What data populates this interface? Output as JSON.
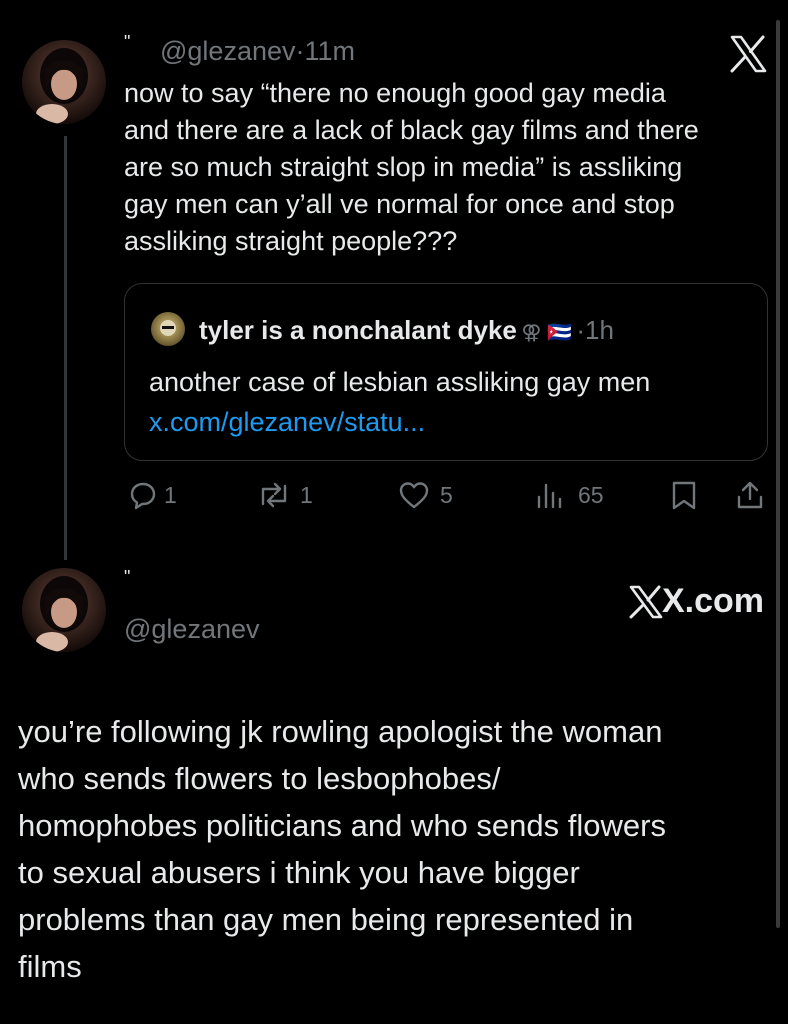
{
  "post": {
    "name_mark": "\"",
    "handle": "@glezanev",
    "dot": "·",
    "time": "11m",
    "text_lines": [
      "now to say “there no enough good gay media",
      "and there are a lack of black gay films and there",
      "are so much straight slop in media” is assliking",
      "gay men can y’all ve normal for once and stop",
      "assliking straight people???"
    ],
    "logo": "X"
  },
  "quote": {
    "name": "tyler is a nonchalant dyke",
    "emoji": "⚢ 🇨🇺",
    "dot": "·",
    "time": "1h",
    "text": "another case of lesbian assliking gay men",
    "link": "x.com/glezanev/statu..."
  },
  "actions": {
    "replies": "1",
    "reposts": "1",
    "likes": "5",
    "views": "65"
  },
  "reply": {
    "name_mark": "\"",
    "handle": "@glezanev",
    "watermark": "X.com",
    "text_lines": [
      "you’re following jk rowling apologist the woman",
      "who sends flowers to lesbophobes/",
      "homophobes politicians and who sends flowers",
      "to sexual abusers i think you have bigger",
      "problems than gay men being represented in",
      "films"
    ]
  },
  "colors": {
    "background": "#000000",
    "text": "#e7e9ea",
    "muted": "#71767b",
    "link": "#1d9bf0"
  }
}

______________________________

**Task brief:** Print the entries above exactly, taking out only the pictures.

**Task response:**
What data populates this interface? Output as JSON.
{
  "post": {
    "name_mark": "\"",
    "handle": "@glezanev",
    "dot": "·",
    "time": "11m",
    "text_lines": [
      "now to say “there no enough good gay media",
      "and there are a lack of black gay films and there",
      "are so much straight slop in media” is assliking",
      "gay men can y’all ve normal for once and stop",
      "assliking straight people???"
    ],
    "logo": "X"
  },
  "quote": {
    "name": "tyler is a nonchalant dyke",
    "emoji": "⚢ 🇨🇺",
    "dot": "·",
    "time": "1h",
    "text": "another case of lesbian assliking gay men",
    "link": "x.com/glezanev/statu..."
  },
  "actions": {
    "replies": "1",
    "reposts": "1",
    "likes": "5",
    "views": "65"
  },
  "reply": {
    "name_mark": "\"",
    "handle": "@glezanev",
    "watermark": "X.com",
    "text_lines": [
      "you’re following jk rowling apologist the woman",
      "who sends flowers to lesbophobes/",
      "homophobes politicians and who sends flowers",
      "to sexual abusers i think you have bigger",
      "problems than gay men being represented in",
      "films"
    ]
  },
  "colors": {
    "background": "#000000",
    "text": "#e7e9ea",
    "muted": "#71767b",
    "link": "#1d9bf0"
  }
}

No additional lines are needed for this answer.